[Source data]

------------------------------------

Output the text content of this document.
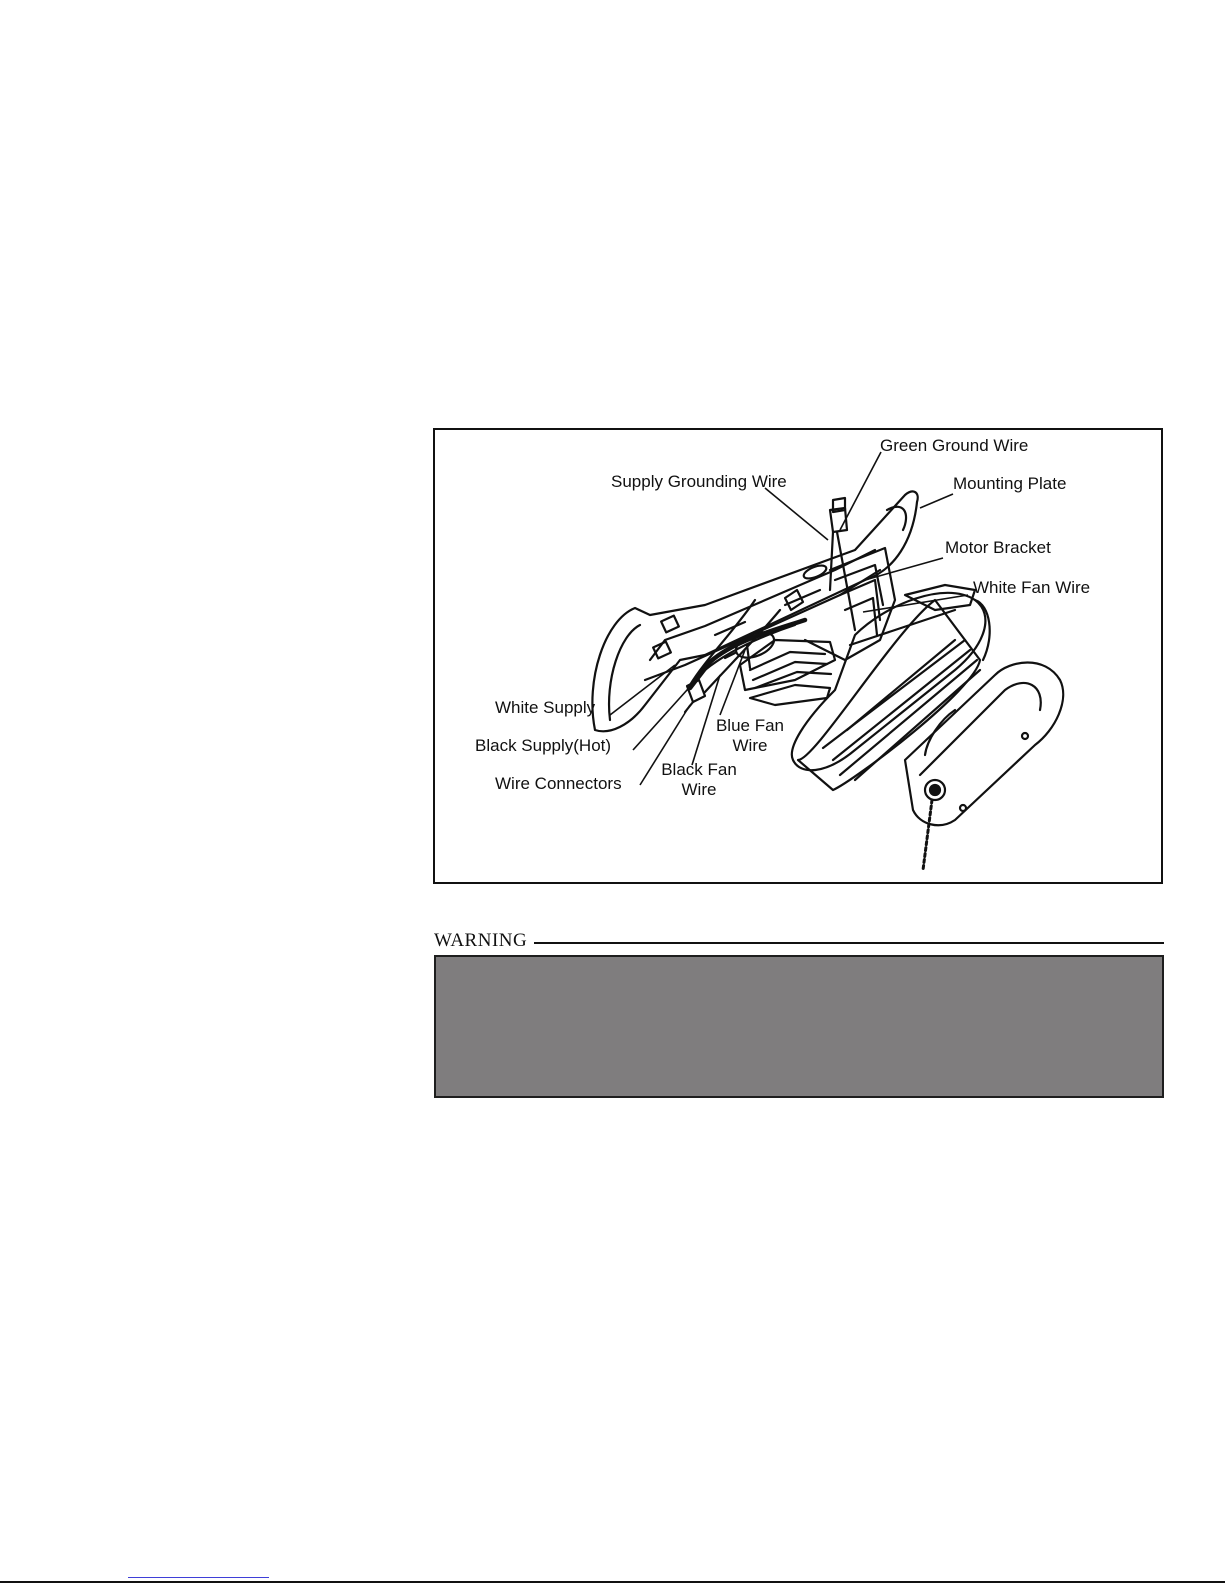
Green Ground Wire
Supply Grounding Wire	Mounting Plate
Motor Bracket
White Fan Wire
White Supply
Black Supply(Hot)
Wire Connectors
Blue Fan
Wire
Black Fan
Wire
WARNING
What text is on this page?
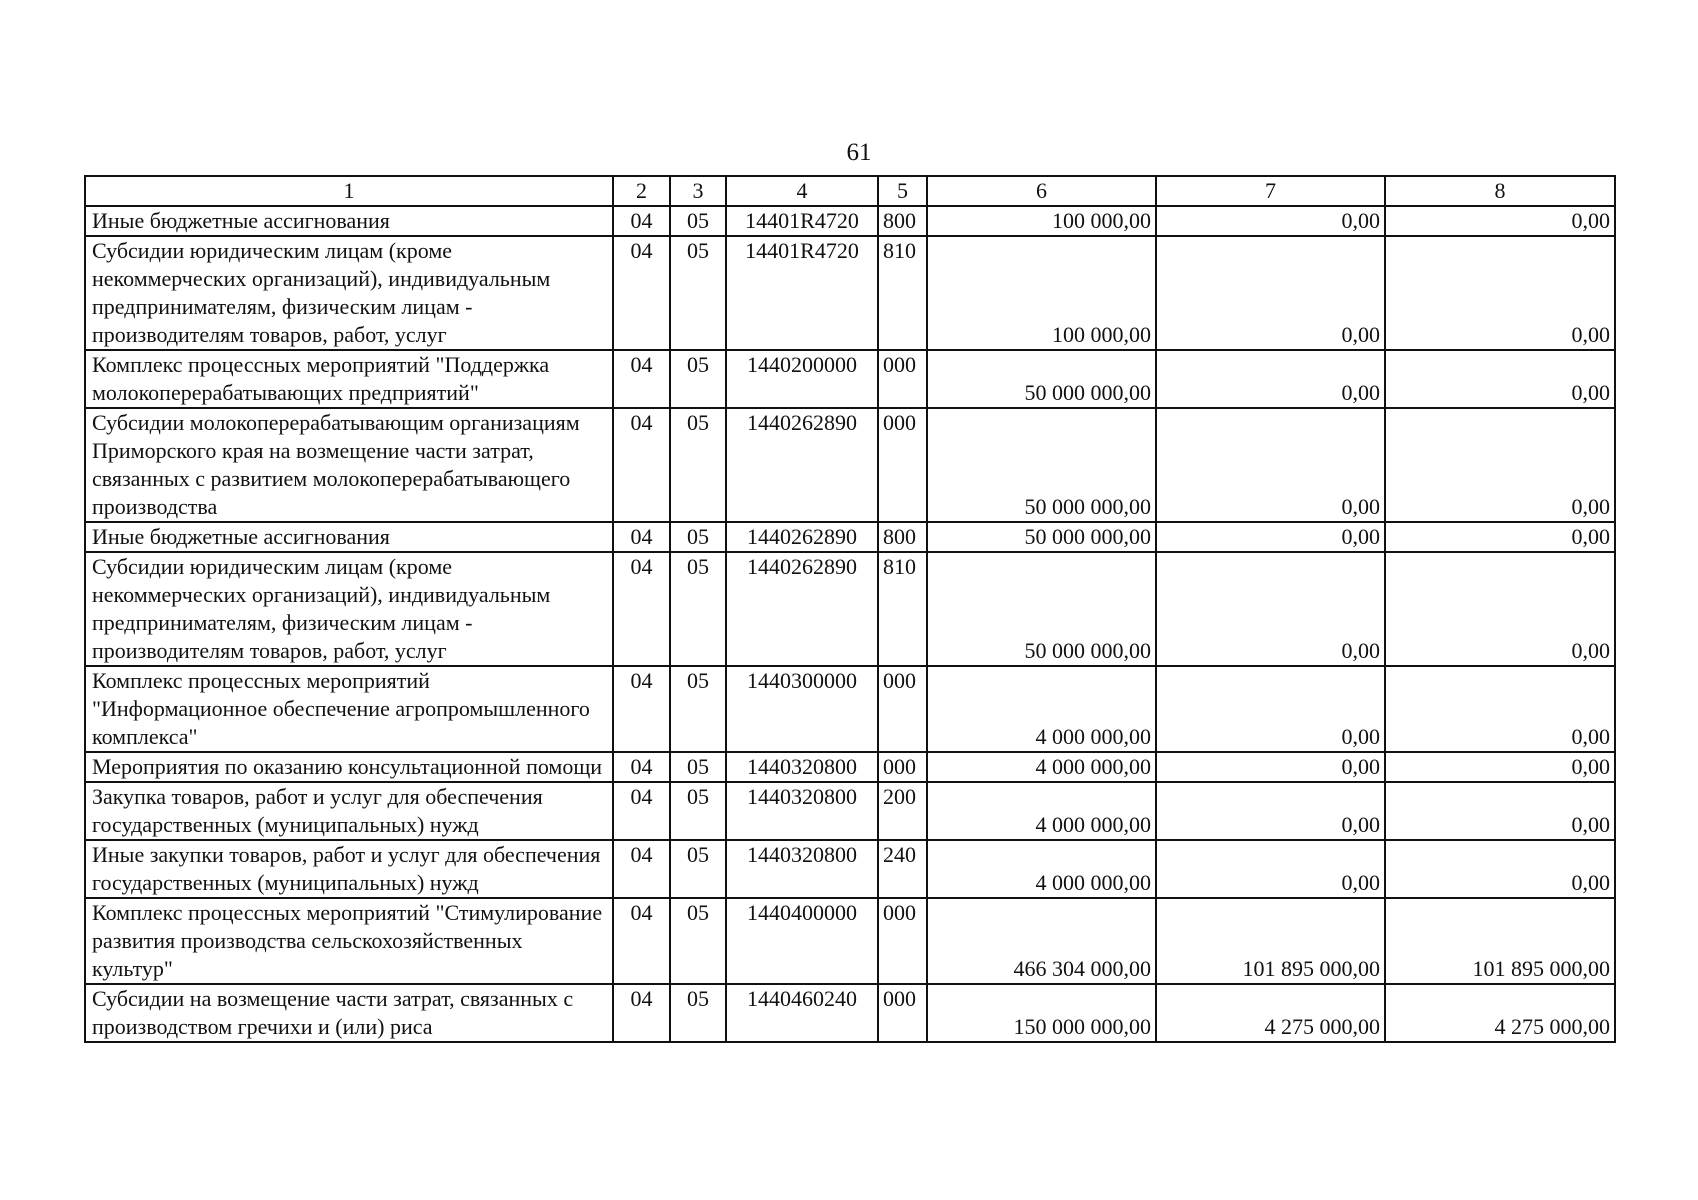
61
1	2	3	4	5	6	7	8
Иные бюджетные ассигнования	04	05	14401R4720	800	100 000,00	0,00	0,00
Субсидии юридическим лицам (кроме некоммерческих организаций), индивидуальным предпринимателям, физическим лицам - производителям товаров, работ, услуг	04	05	14401R4720	810	100 000,00	0,00	0,00
Комплекс процессных мероприятий "Поддержка молокоперерабатывающих предприятий"	04	05	1440200000	000	50 000 000,00	0,00	0,00
Субсидии молокоперерабатывающим организациям Приморского края на возмещение части затрат, связанных с развитием молокоперерабатывающего производства	04	05	1440262890	000	50 000 000,00	0,00	0,00
Иные бюджетные ассигнования	04	05	1440262890	800	50 000 000,00	0,00	0,00
Субсидии юридическим лицам (кроме некоммерческих организаций), индивидуальным предпринимателям, физическим лицам - производителям товаров, работ, услуг	04	05	1440262890	810	50 000 000,00	0,00	0,00
Комплекс процессных мероприятий "Информационное обеспечение агропромышленного комплекса"	04	05	1440300000	000	4 000 000,00	0,00	0,00
Мероприятия по оказанию консультационной помощи	04	05	1440320800	000	4 000 000,00	0,00	0,00
Закупка товаров, работ и услуг для обеспечения государственных (муниципальных) нужд	04	05	1440320800	200	4 000 000,00	0,00	0,00
Иные закупки товаров, работ и услуг для обеспечения государственных (муниципальных) нужд	04	05	1440320800	240	4 000 000,00	0,00	0,00
Комплекс процессных мероприятий "Стимулирование развития производства сельскохозяйственных культур"	04	05	1440400000	000	466 304 000,00	101 895 000,00	101 895 000,00
Субсидии на возмещение части затрат, связанных с производством гречихи и (или) риса	04	05	1440460240	000	150 000 000,00	4 275 000,00	4 275 000,00
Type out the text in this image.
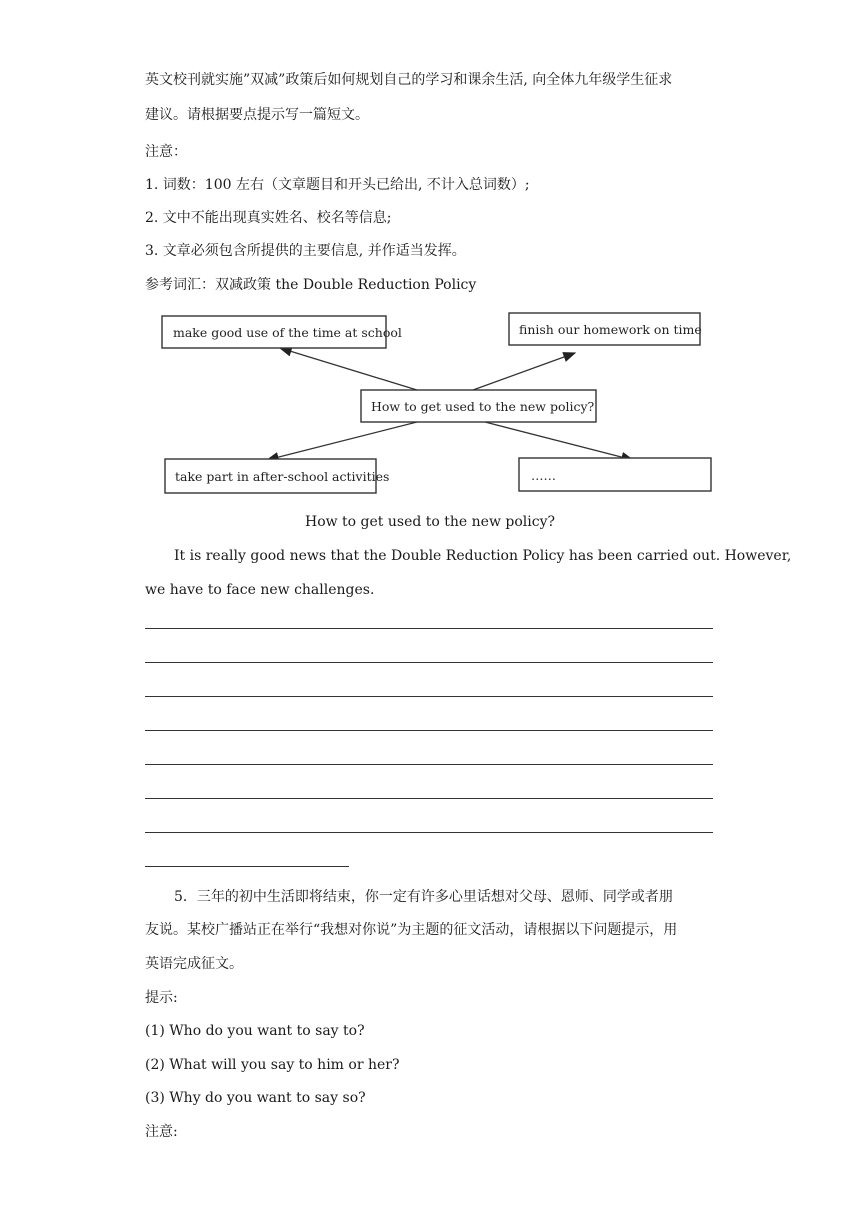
英文校刊就实施”双减”政策后如何规划自己的学习和课余生活, 向全体九年级学生征求
建议。请根据要点提示写一篇短文。
注意：
1. 词数：100 左右（文章题目和开头已给出, 不计入总词数）;
2. 文中不能出现真实姓名、校名等信息;
3. 文章必须包含所提供的主要信息, 并作适当发挥。
参考词汇：双减政策 the Double Reduction Policy
make good use of the time at school	finish our homework on time
How to get used to the new policy?
take part in after-school activities	……
How to get used to the new policy?
It is really good news that the Double Reduction Policy has been carried out. However,
we have to face new challenges.
5．三年的初中生活即将结束，你一定有许多心里话想对父母、恩师、同学或者朋
友说。某校广播站正在举行“我想对你说”为主题的征文活动，请根据以下问题提示，用
英语完成征文。
提示:
(1) Who do you want to say to?
(2) What will you say to him or her?
(3) Why do you want to say so?
注意:
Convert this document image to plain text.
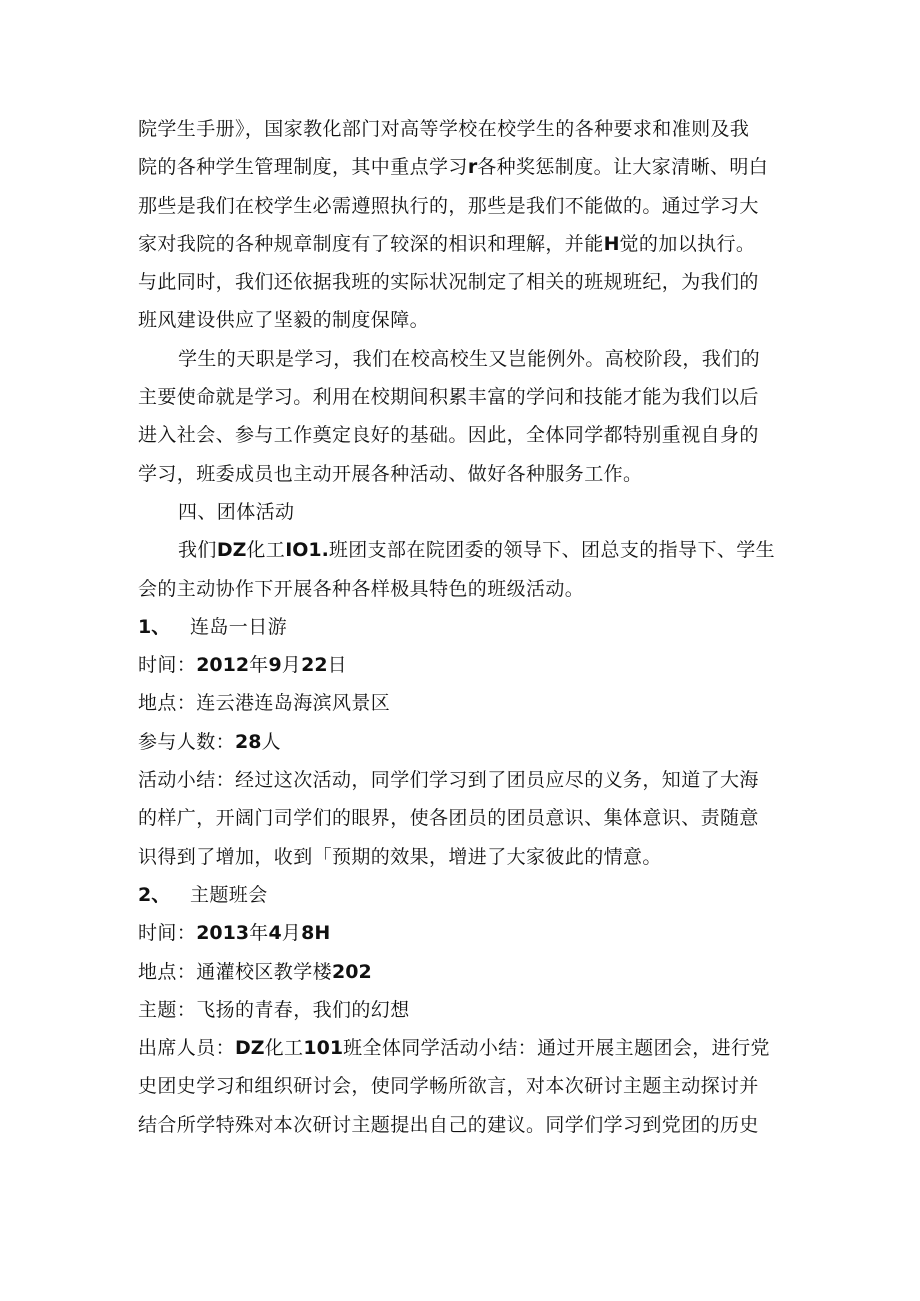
院学生手册》，国家教化部门对高等学校在校学生的各种要求和准则及我
院的各种学生管理制度，其中重点学习r各种奖惩制度。让大家清晰、明白
那些是我们在校学生必需遵照执行的，那些是我们不能做的。通过学习大
家对我院的各种规章制度有了较深的相识和理解，并能H觉的加以执行。
与此同时，我们还依据我班的实际状况制定了相关的班规班纪，为我们的
班风建设供应了坚毅的制度保障。
学生的天职是学习，我们在校高校生又岂能例外。高校阶段，我们的
主要使命就是学习。利用在校期间积累丰富的学问和技能才能为我们以后
进入社会、参与工作奠定良好的基础。因此，全体同学都特别重视自身的
学习，班委成员也主动开展各种活动、做好各种服务工作。
四、团体活动
我们DZ化工IO1.班团支部在院团委的领导下、团总支的指导下、学生
会的主动协作下开展各种各样极具特色的班级活动。
1、 连岛一日游
时间：2012年9月22日
地点：连云港连岛海滨风景区
参与人数：28人
活动小结：经过这次活动，同学们学习到了团员应尽的义务，知道了大海
的样广，开阔门司学们的眼界，使各团员的团员意识、集体意识、责随意
识得到了增加，收到「预期的效果，增进了大家彼此的情意。
2、 主题班会
时间：2013年4月8H
地点：通灌校区教学楼202
主题：飞扬的青春，我们的幻想
出席人员：DZ化工101班全体同学活动小结：通过开展主题团会，进行党
史团史学习和组织研讨会，使同学畅所欲言，对本次研讨主题主动探讨并
结合所学特殊对本次研讨主题提出自己的建议。同学们学习到党团的历史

------------------------------------

Reproduce each line exactly as it appears, omitting the pictures.

Output the text content of this document.
Green Ground Wire
Supply Grounding Wire	Mounting Plate
Motor Bracket
White Fan Wire
White Supply
Black Supply(Hot)
Wire Connectors
Blue Fan
Wire
Black Fan
Wire
WARNING
What text is on this page?
61
1	2	3	4	5	6	7	8
Иные бюджетные ассигнования	04	05	14401R4720	800	100 000,00	0,00	0,00
Субсидии юридическим лицам (кроме некоммерческих организаций), индивидуальным предпринимателям, физическим лицам - производителям товаров, работ, услуг	04	05	14401R4720	810	100 000,00	0,00	0,00
Комплекс процессных мероприятий "Поддержка молокоперерабатывающих предприятий"	04	05	1440200000	000	50 000 000,00	0,00	0,00
Субсидии молокоперерабатывающим организациям Приморского края на возмещение части затрат, связанных с развитием молокоперерабатывающего производства	04	05	1440262890	000	50 000 000,00	0,00	0,00
Иные бюджетные ассигнования	04	05	1440262890	800	50 000 000,00	0,00	0,00
Субсидии юридическим лицам (кроме некоммерческих организаций), индивидуальным предпринимателям, физическим лицам - производителям товаров, работ, услуг	04	05	1440262890	810	50 000 000,00	0,00	0,00
Комплекс процессных мероприятий "Информационное обеспечение агропромышленного комплекса"	04	05	1440300000	000	4 000 000,00	0,00	0,00
Мероприятия по оказанию консультационной помощи	04	05	1440320800	000	4 000 000,00	0,00	0,00
Закупка товаров, работ и услуг для обеспечения государственных (муниципальных) нужд	04	05	1440320800	200	4 000 000,00	0,00	0,00
Иные закупки товаров, работ и услуг для обеспечения государственных (муниципальных) нужд	04	05	1440320800	240	4 000 000,00	0,00	0,00
Комплекс процессных мероприятий "Стимулирование развития производства сельскохозяйственных культур"	04	05	1440400000	000	466 304 000,00	101 895 000,00	101 895 000,00
Субсидии на возмещение части затрат, связанных с производством гречихи и (или) риса	04	05	1440460240	000	150 000 000,00	4 275 000,00	4 275 000,00
Type out the text in this image.
英文校刊就实施”双减”政策后如何规划自己的学习和课余生活, 向全体九年级学生征求
建议。请根据要点提示写一篇短文。
注意：
1. 词数：100 左右（文章题目和开头已给出, 不计入总词数）;
2. 文中不能出现真实姓名、校名等信息;
3. 文章必须包含所提供的主要信息, 并作适当发挥。
参考词汇：双减政策 the Double Reduction Policy
make good use of the time at school	finish our homework on time
How to get used to the new policy?
take part in after-school activities	……
How to get used to the new policy?
It is really good news that the Double Reduction Policy has been carried out. However,
we have to face new challenges.
5．三年的初中生活即将结束，你一定有许多心里话想对父母、恩师、同学或者朋
友说。某校广播站正在举行“我想对你说”为主题的征文活动，请根据以下问题提示，用
英语完成征文。
提示:
(1) Who do you want to say to?
(2) What will you say to him or her?
(3) Why do you want to say so?
注意:
Convert this document image to plain text.
院学生手册》，国家教化部门对高等学校在校学生的各种要求和准则及我
院的各种学生管理制度，其中重点学习r各种奖惩制度。让大家清晰、明白
那些是我们在校学生必需遵照执行的，那些是我们不能做的。通过学习大
家对我院的各种规章制度有了较深的相识和理解，并能H觉的加以执行。
与此同时，我们还依据我班的实际状况制定了相关的班规班纪，为我们的
班风建设供应了坚毅的制度保障。
学生的天职是学习，我们在校高校生又岂能例外。高校阶段，我们的
主要使命就是学习。利用在校期间积累丰富的学问和技能才能为我们以后
进入社会、参与工作奠定良好的基础。因此，全体同学都特别重视自身的
学习，班委成员也主动开展各种活动、做好各种服务工作。
四、团体活动
我们DZ化工IO1.班团支部在院团委的领导下、团总支的指导下、学生
会的主动协作下开展各种各样极具特色的班级活动。
1、 连岛一日游
时间：2012年9月22日
地点：连云港连岛海滨风景区
参与人数：28人
活动小结：经过这次活动，同学们学习到了团员应尽的义务，知道了大海
的样广，开阔门司学们的眼界，使各团员的团员意识、集体意识、责随意
识得到了增加，收到「预期的效果，增进了大家彼此的情意。
2、 主题班会
时间：2013年4月8H
地点：通灌校区教学楼202
主题：飞扬的青春，我们的幻想
出席人员：DZ化工101班全体同学活动小结：通过开展主题团会，进行党
史团史学习和组织研讨会，使同学畅所欲言，对本次研讨主题主动探讨并
结合所学特殊对本次研讨主题提出自己的建议。同学们学习到党团的历史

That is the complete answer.